● **Information**:
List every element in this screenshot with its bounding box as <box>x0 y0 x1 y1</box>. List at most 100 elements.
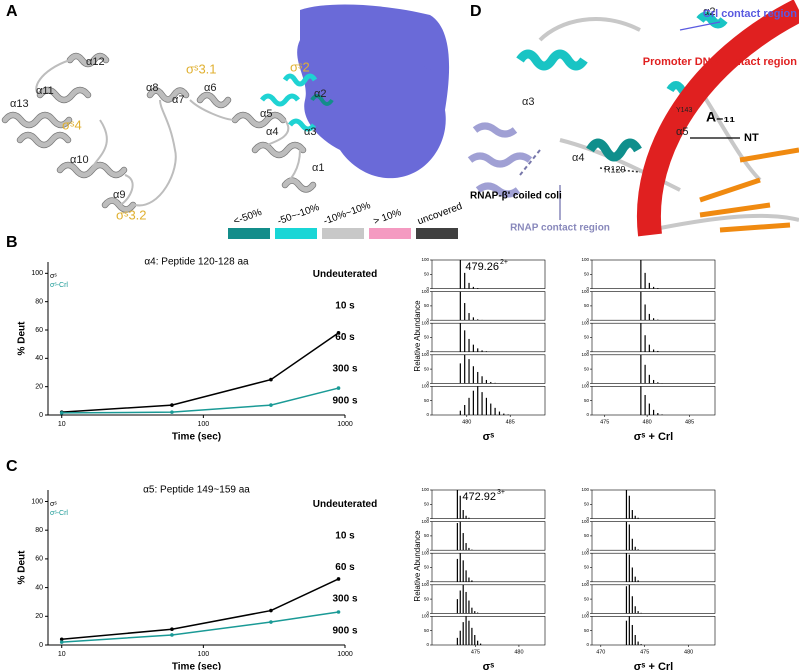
y-tick-label: 50 <box>424 501 430 506</box>
residue-label: Y143 <box>676 107 692 114</box>
y-tick-label: 0 <box>426 579 429 584</box>
row-label: 10 s <box>335 531 355 542</box>
y-tick-label: 100 <box>421 582 429 587</box>
x-tick-label: 10 <box>58 651 66 658</box>
charge-annotation: 2+ <box>500 259 508 266</box>
y-tick-label: 20 <box>35 613 43 620</box>
y-tick-label: 0 <box>586 286 589 291</box>
y-tick-label: 80 <box>35 527 43 534</box>
legend-swatch <box>369 228 411 239</box>
y-tick-label: 50 <box>424 596 430 601</box>
y-tick-label: 0 <box>426 317 429 322</box>
helix-label: α10 <box>70 154 89 166</box>
spectrum-frame <box>591 354 716 384</box>
legend-label: σˢ <box>50 273 57 280</box>
y-tick-label: 100 <box>581 320 589 325</box>
data-line <box>61 387 339 414</box>
row-label: 10 s <box>335 301 355 312</box>
x-tick-label: 100 <box>198 421 210 428</box>
data-line <box>61 578 339 641</box>
y-tick-label: 0 <box>586 516 589 521</box>
y-tick-label: 100 <box>421 257 429 262</box>
spectrum-frame <box>431 616 546 646</box>
y-tick-label: 50 <box>424 303 430 308</box>
domain-label: σˢ3.2 <box>116 207 147 222</box>
y-tick-label: 100 <box>421 487 429 492</box>
spectrum-frame <box>591 584 716 614</box>
helix-label: α1 <box>312 162 324 174</box>
y-tick-label: 0 <box>586 611 589 616</box>
spectrum-frame <box>591 322 716 353</box>
y-tick-label: 0 <box>586 412 589 417</box>
helix-label: α3 <box>304 126 316 138</box>
panel-label: B <box>6 234 18 251</box>
x-axis-label: Time (sec) <box>172 432 221 443</box>
spectrum-frame <box>431 552 546 583</box>
helix-label: α5 <box>676 126 688 138</box>
row-label: 300 s <box>332 364 357 375</box>
y-tick-label: 50 <box>584 501 590 506</box>
y-tick-label: 100 <box>581 614 589 619</box>
y-tick-label: 0 <box>586 642 589 647</box>
data-point <box>269 377 273 382</box>
x-tick-label: 1000 <box>337 651 353 658</box>
y-tick-label: 100 <box>421 320 429 325</box>
y-tick-label: 80 <box>35 299 43 306</box>
row-label: 900 s <box>332 395 357 406</box>
data-point <box>59 411 64 415</box>
coiled-coil-label: RNAP-β' coiled coli <box>470 191 562 202</box>
y-tick-label: 50 <box>424 628 430 633</box>
helix-label: α9 <box>113 189 125 201</box>
data-point <box>170 627 174 632</box>
legend-label: σˢ-Crl <box>50 510 68 517</box>
y-tick-label: 0 <box>586 317 589 322</box>
coverage-legend: <-50% -50~-10% -10%~10% > 10% uncovered <box>228 200 464 239</box>
x-axis-label: σˢ <box>483 431 495 443</box>
spectrum-frame <box>591 521 716 551</box>
y-tick-label: 50 <box>584 335 590 340</box>
y-tick-label: 100 <box>421 384 429 389</box>
data-point <box>336 331 341 335</box>
data-point <box>170 410 174 414</box>
helix-label: α12 <box>86 56 105 68</box>
y-tick-label: 100 <box>421 289 429 294</box>
spectrum-frame <box>591 259 716 289</box>
y-tick-label: 0 <box>586 349 589 354</box>
x-axis-label: Time (sec) <box>172 662 221 670</box>
y-tick-label: 60 <box>35 556 43 563</box>
y-tick-label: 0 <box>586 381 589 386</box>
spectrum-frame <box>431 291 546 321</box>
panel-d-structure <box>467 0 799 237</box>
y-tick-label: 100 <box>581 550 589 555</box>
domain-label: σˢ3.1 <box>186 61 217 76</box>
legend-label: > 10% <box>372 207 403 227</box>
x-tick-label: 10 <box>58 421 66 428</box>
x-tick-label: 480 <box>643 419 652 425</box>
y-tick-label: 0 <box>426 547 429 552</box>
helix-label: α2 <box>703 6 715 18</box>
legend-label: σˢ-Crl <box>50 282 68 289</box>
data-line <box>61 332 339 413</box>
panel-label: A <box>6 3 18 20</box>
y-tick-label: 0 <box>426 286 429 291</box>
y-tick-label: 50 <box>424 533 430 538</box>
y-tick-label: 60 <box>35 327 43 334</box>
y-tick-label: 0 <box>426 642 429 647</box>
peak-annotation: 479.26 <box>465 261 499 273</box>
spectrum-frame <box>431 322 546 353</box>
y-tick-label: 0 <box>586 579 589 584</box>
chart-title: α4: Peptide 120-128 aa <box>144 257 249 268</box>
x-tick-label: 475 <box>640 649 649 655</box>
x-tick-label: 100 <box>198 651 210 658</box>
crl-contact-label: Crl contact region <box>703 8 797 20</box>
data-point <box>336 577 341 581</box>
y-tick-label: 100 <box>581 487 589 492</box>
legend-label: -10%~10% <box>322 200 372 227</box>
x-tick-label: 485 <box>685 419 694 425</box>
legend-label: <-50% <box>232 207 263 227</box>
y-axis-label: Relative Abundance <box>413 530 422 602</box>
x-axis-label: σˢ + Crl <box>634 431 673 443</box>
y-tick-label: 100 <box>31 270 43 277</box>
y-tick-label: 50 <box>584 366 590 371</box>
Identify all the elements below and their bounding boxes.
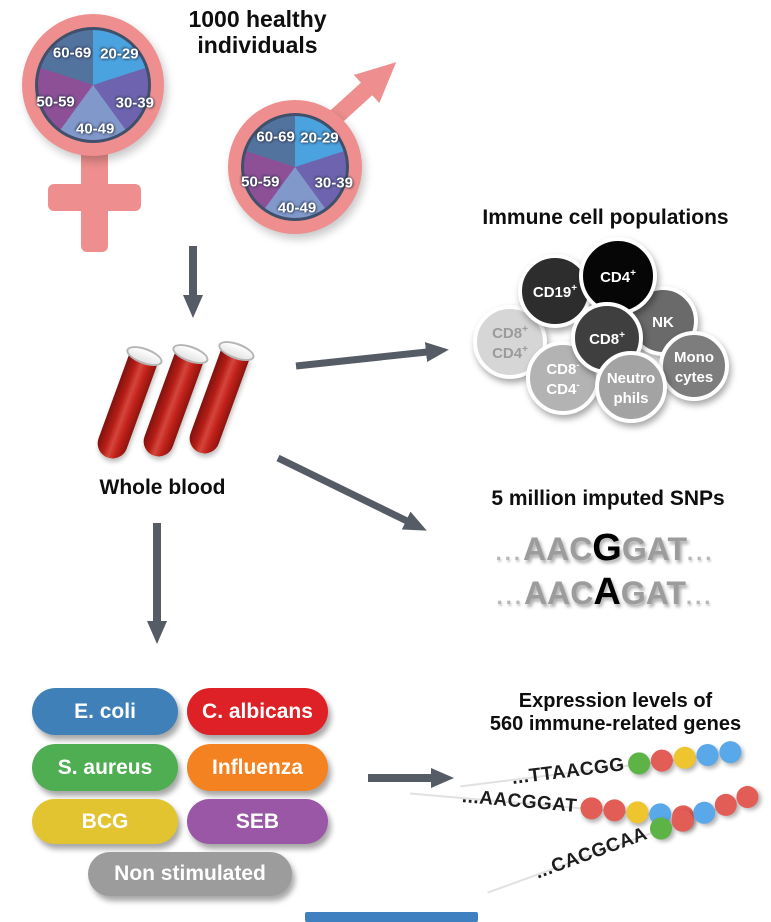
male-age-pie-chart: 20-29 30-39 40-49 50-59 60-69 — [241, 113, 353, 221]
expression-title-line2: 560 immune-related genes — [489, 713, 742, 735]
bottom-blue-bar — [305, 912, 478, 922]
snp-sequence-row: ...AACGGAT... — [495, 527, 715, 569]
immune-cells-title: Immune cell populations — [482, 206, 729, 229]
age-label: 30-39 — [314, 174, 353, 192]
figure-title: 1000 healthy individuals — [150, 6, 365, 58]
age-label: 30-39 — [115, 94, 154, 112]
gene-sequence-text: ...AACGGAT — [461, 786, 579, 818]
snp-variant-letter: A — [593, 571, 621, 613]
age-label: 20-29 — [100, 45, 139, 63]
female-symbol-crossbar — [48, 184, 141, 211]
expression-dot — [733, 782, 762, 812]
cell-circle-monocytes: Mono cytes — [659, 331, 729, 401]
age-label: 50-59 — [241, 173, 280, 191]
gene-sequence-text: ...TTAACGG — [510, 754, 626, 789]
stimulus-pill-seb: SEB — [187, 799, 328, 844]
arrow-blood-to-cells — [295, 342, 449, 370]
snps-title: 5 million imputed SNPs — [491, 487, 725, 510]
gene-sequence-text: ...CACGCAA — [532, 823, 651, 884]
stimulus-pill-calbicans: C. albicans — [187, 688, 328, 735]
age-label: 40-49 — [76, 120, 115, 138]
expression-dot — [649, 748, 675, 773]
gene-sequence-row: ...TTAACGG — [510, 737, 743, 793]
expression-title: Expression levels of 560 immune-related … — [460, 690, 771, 736]
figure-title-line1: 1000 healthy — [188, 6, 327, 32]
snp-variant-letter: G — [592, 527, 622, 569]
age-label: 60-69 — [52, 44, 92, 62]
arrow-blood-to-snps — [276, 454, 427, 531]
female-symbol: 20-29 30-39 40-49 50-59 60-69 — [20, 12, 170, 252]
blood-tubes-group — [93, 337, 260, 472]
snp-sequence-row: ...AACAGAT... — [496, 571, 714, 613]
stimulus-pill-ecoli: E. coli — [32, 688, 178, 735]
age-label: 40-49 — [277, 199, 317, 217]
age-label: 60-69 — [256, 128, 295, 146]
expression-dot — [602, 798, 627, 823]
expression-dot — [672, 745, 698, 771]
age-label: 50-59 — [36, 93, 75, 110]
expression-dot — [718, 739, 743, 765]
expression-dot — [627, 751, 652, 776]
stimulus-pill-saureus: S. aureus — [32, 744, 178, 791]
male-symbol: 20-29 30-39 40-49 50-59 60-69 — [215, 48, 430, 248]
expression-dot — [580, 796, 604, 821]
age-label: 20-29 — [300, 129, 339, 147]
figure-title-line2: individuals — [197, 32, 318, 58]
expression-dot — [695, 742, 721, 768]
whole-blood-label: Whole blood — [99, 476, 226, 499]
female-age-pie-chart: 20-29 30-39 40-49 50-59 60-69 — [35, 27, 154, 143]
expression-title-line1: Expression levels of — [518, 690, 713, 712]
stimulus-pill-nonstimulated: Non stimulated — [88, 852, 292, 896]
cell-circle-neutrophils: Neutro phils — [595, 351, 667, 423]
stimulus-pill-influenza: Influenza — [187, 744, 328, 791]
stimulus-pill-bcg: BCG — [32, 799, 178, 844]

● **Problem to solve**: Copy all lines from the material that contain "arrow".

● **Completed task**:
arrow-blood-to-cells — [295, 342, 449, 370]
arrow-blood-to-snps — [276, 454, 427, 531]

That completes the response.